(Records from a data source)
────────
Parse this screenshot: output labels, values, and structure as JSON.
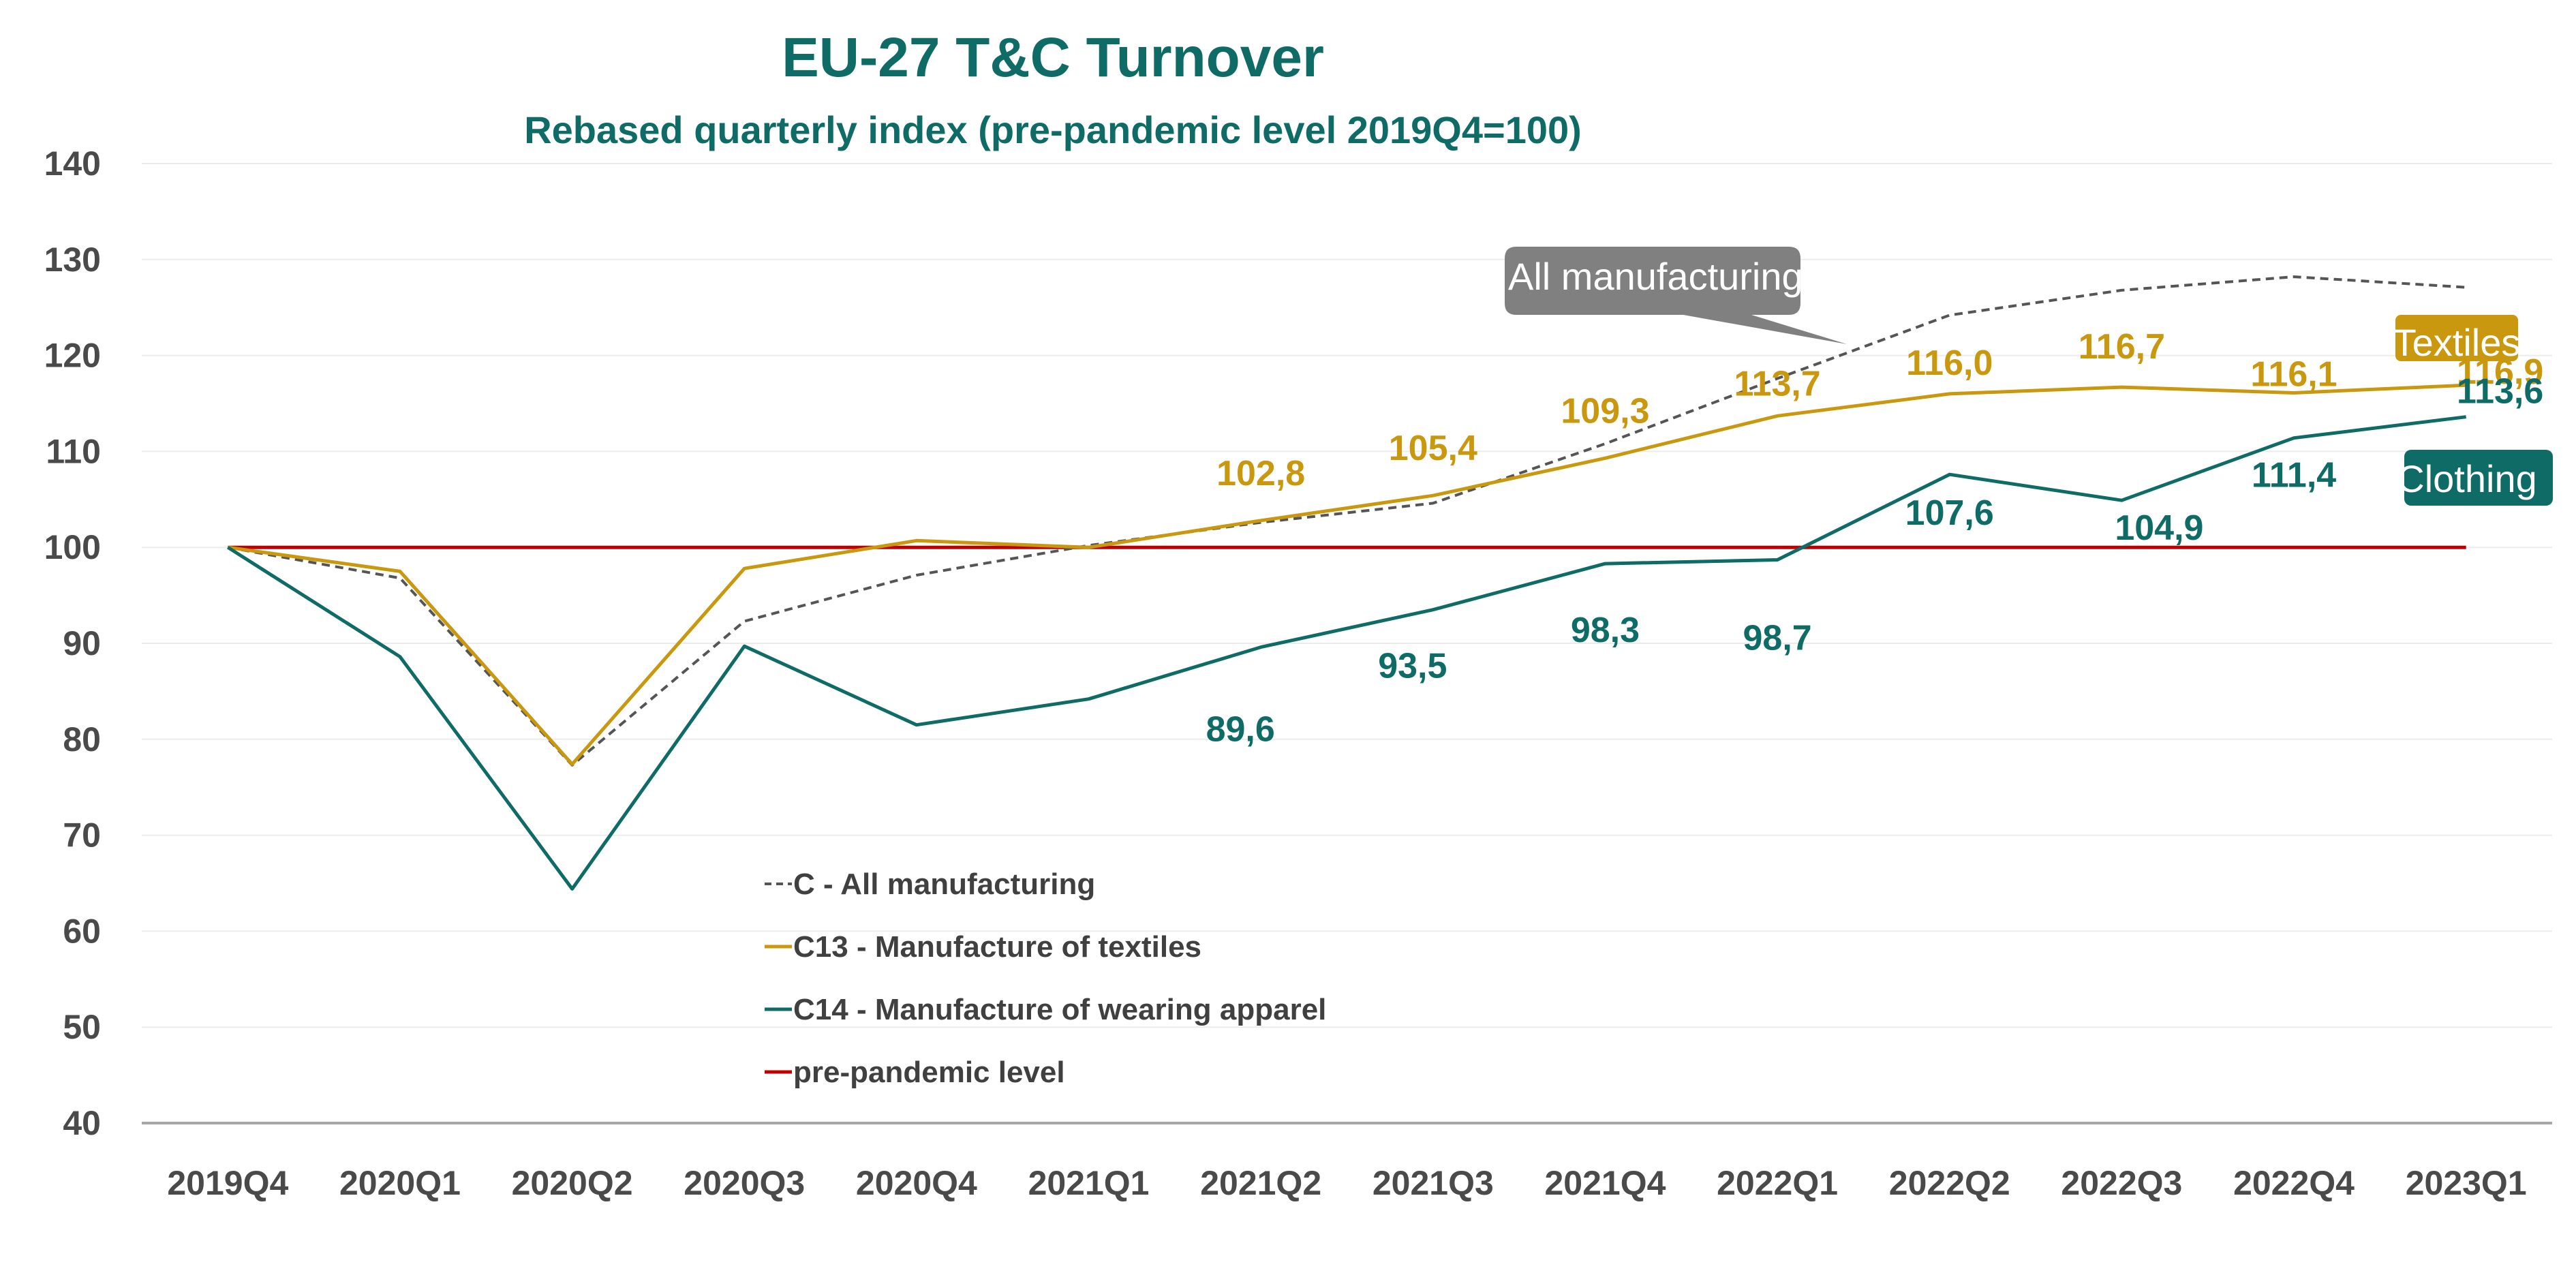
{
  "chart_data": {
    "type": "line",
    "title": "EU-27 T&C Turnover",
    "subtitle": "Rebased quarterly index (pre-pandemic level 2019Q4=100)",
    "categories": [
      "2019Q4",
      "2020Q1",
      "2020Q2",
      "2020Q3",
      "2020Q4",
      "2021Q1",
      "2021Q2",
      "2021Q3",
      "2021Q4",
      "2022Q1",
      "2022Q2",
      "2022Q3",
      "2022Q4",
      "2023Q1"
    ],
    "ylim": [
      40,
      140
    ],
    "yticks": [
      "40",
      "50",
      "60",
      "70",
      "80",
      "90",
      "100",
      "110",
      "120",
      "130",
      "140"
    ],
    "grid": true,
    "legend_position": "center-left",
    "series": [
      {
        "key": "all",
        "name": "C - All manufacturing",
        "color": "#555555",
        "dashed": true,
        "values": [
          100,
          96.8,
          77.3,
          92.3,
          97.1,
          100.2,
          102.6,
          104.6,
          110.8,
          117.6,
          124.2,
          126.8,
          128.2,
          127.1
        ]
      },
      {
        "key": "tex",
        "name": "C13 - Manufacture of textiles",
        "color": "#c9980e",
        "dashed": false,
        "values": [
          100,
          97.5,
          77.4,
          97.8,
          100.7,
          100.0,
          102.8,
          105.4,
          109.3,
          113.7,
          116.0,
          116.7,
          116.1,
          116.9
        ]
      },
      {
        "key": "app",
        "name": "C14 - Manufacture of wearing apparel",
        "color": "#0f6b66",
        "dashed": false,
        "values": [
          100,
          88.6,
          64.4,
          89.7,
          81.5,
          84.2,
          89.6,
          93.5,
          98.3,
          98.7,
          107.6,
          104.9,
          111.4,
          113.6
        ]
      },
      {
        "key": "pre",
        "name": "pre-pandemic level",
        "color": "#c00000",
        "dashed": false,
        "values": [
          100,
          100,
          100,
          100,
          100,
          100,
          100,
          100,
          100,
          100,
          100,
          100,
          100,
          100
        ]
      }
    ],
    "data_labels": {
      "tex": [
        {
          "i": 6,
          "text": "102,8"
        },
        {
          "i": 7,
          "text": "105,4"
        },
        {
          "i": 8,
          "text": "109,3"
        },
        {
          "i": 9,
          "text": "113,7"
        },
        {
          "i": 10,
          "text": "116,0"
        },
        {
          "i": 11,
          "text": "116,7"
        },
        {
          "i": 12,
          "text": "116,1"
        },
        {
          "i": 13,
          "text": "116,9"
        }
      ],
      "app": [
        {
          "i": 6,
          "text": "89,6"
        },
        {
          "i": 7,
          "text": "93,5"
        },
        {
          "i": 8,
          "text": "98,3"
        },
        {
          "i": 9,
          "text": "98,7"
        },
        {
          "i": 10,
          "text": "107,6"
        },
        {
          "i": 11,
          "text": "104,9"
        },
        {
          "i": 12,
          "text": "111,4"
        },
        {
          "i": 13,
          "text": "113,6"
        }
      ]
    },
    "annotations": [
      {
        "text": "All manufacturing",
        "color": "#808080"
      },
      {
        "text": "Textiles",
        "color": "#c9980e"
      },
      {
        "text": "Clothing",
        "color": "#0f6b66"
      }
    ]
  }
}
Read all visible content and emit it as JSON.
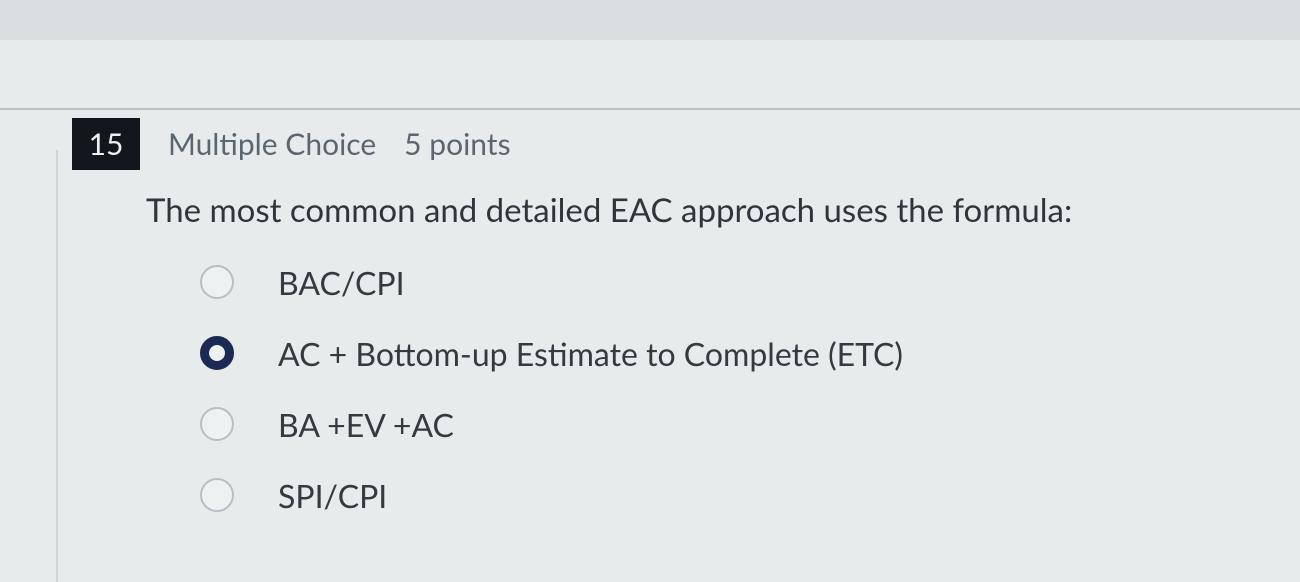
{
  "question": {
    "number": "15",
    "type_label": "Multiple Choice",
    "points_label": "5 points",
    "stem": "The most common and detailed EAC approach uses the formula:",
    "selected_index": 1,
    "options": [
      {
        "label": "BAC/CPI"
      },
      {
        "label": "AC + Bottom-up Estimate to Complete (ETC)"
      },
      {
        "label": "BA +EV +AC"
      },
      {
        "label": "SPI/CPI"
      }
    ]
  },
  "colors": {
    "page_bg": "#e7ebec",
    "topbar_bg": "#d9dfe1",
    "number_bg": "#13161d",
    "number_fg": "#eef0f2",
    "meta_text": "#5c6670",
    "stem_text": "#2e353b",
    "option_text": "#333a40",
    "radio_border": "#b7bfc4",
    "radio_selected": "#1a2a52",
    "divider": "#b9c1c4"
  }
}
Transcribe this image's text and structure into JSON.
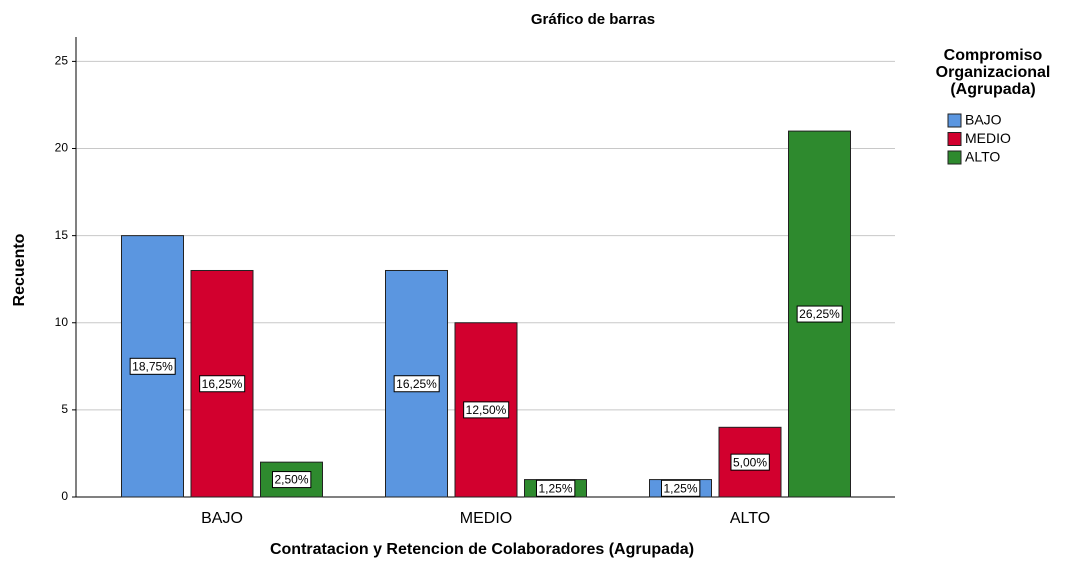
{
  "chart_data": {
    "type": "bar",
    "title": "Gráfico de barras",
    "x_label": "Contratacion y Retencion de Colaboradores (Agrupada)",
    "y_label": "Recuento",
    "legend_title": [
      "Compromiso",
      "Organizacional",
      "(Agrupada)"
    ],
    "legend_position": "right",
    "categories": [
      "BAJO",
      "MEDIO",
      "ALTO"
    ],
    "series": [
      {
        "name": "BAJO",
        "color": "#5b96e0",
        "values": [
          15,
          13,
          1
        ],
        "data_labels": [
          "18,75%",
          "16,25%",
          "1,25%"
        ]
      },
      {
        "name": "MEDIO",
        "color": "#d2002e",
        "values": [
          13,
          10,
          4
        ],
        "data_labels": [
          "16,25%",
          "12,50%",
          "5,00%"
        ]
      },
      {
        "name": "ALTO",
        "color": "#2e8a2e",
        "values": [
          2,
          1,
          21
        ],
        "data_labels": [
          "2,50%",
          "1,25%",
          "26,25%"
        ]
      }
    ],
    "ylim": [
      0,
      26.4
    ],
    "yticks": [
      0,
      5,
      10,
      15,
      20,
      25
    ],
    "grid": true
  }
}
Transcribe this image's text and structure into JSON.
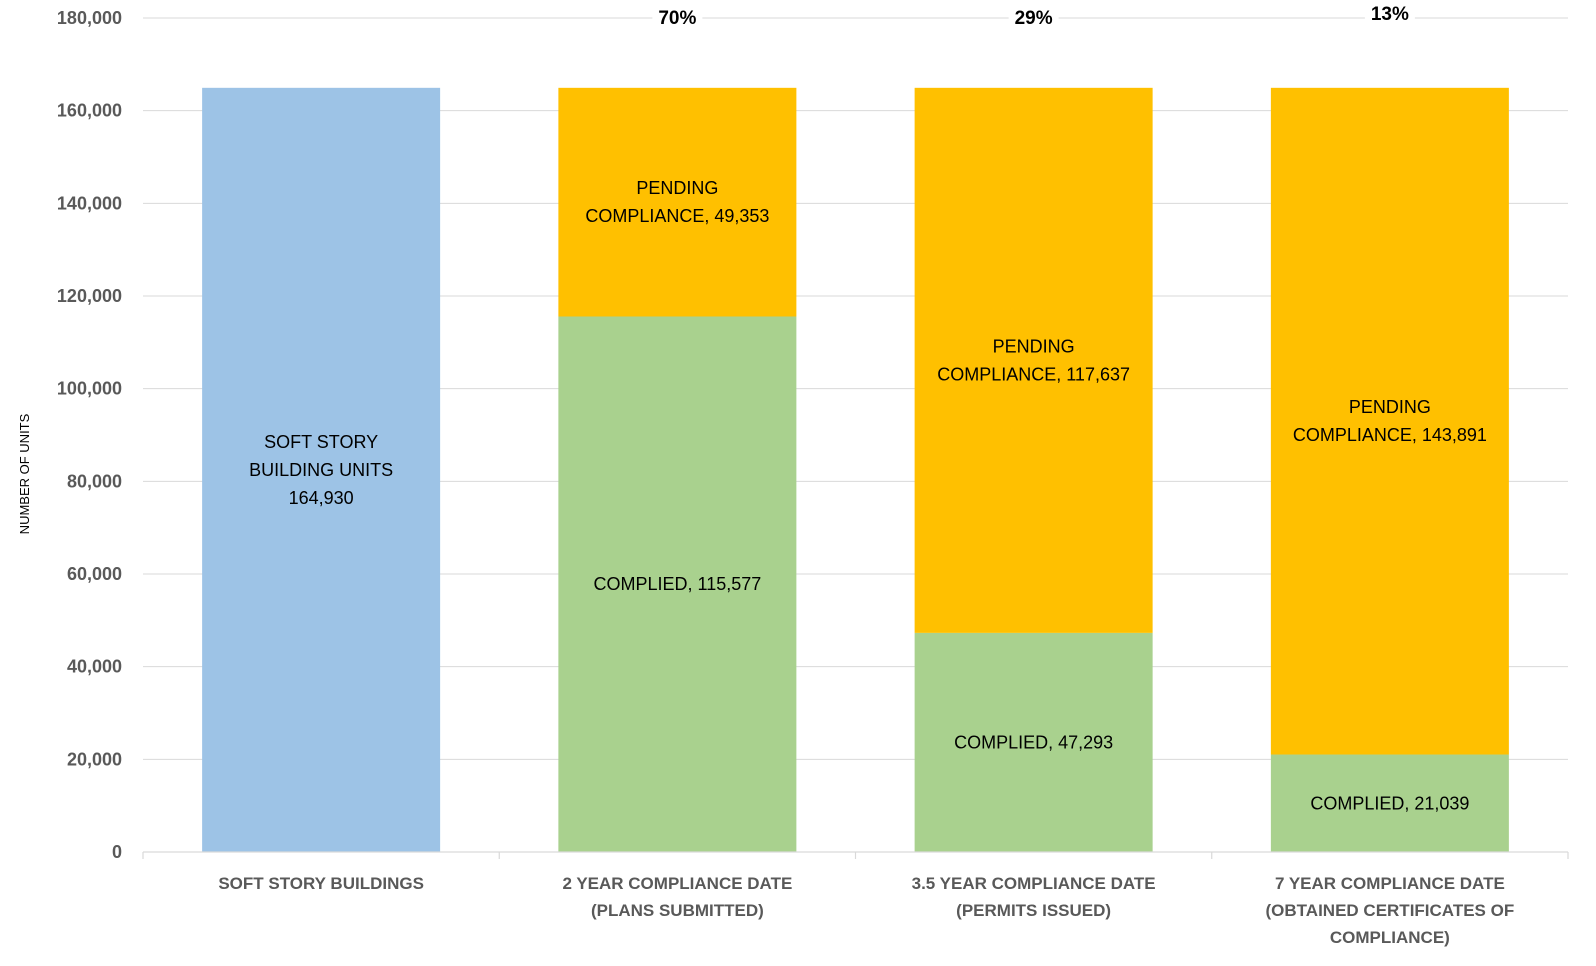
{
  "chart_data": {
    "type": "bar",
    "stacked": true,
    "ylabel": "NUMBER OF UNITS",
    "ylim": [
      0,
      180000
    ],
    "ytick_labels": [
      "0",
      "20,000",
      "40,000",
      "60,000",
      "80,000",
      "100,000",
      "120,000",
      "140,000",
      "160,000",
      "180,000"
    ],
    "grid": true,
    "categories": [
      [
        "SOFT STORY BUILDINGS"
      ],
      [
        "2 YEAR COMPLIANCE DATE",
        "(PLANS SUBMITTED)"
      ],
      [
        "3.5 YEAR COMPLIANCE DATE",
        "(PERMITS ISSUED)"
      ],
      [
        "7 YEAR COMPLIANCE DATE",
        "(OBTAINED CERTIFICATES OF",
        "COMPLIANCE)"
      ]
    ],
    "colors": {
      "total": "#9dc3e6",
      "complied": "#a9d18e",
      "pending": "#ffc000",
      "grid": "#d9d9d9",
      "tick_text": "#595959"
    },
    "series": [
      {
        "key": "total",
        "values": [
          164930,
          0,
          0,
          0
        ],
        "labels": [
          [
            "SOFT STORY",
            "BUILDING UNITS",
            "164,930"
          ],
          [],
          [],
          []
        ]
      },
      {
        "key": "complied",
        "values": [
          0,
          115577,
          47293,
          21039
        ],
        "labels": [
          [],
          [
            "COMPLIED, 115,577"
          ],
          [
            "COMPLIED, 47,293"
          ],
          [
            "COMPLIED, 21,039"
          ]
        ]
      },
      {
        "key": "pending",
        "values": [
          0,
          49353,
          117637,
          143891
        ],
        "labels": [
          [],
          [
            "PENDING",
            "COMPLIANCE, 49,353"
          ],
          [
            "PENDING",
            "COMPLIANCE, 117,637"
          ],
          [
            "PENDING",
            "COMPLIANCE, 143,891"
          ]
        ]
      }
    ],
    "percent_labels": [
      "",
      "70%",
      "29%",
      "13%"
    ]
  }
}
────────
- Stated task -
Looking at the material above, count the lines that hold "DATE" and give the total alone.

- Written solution -
3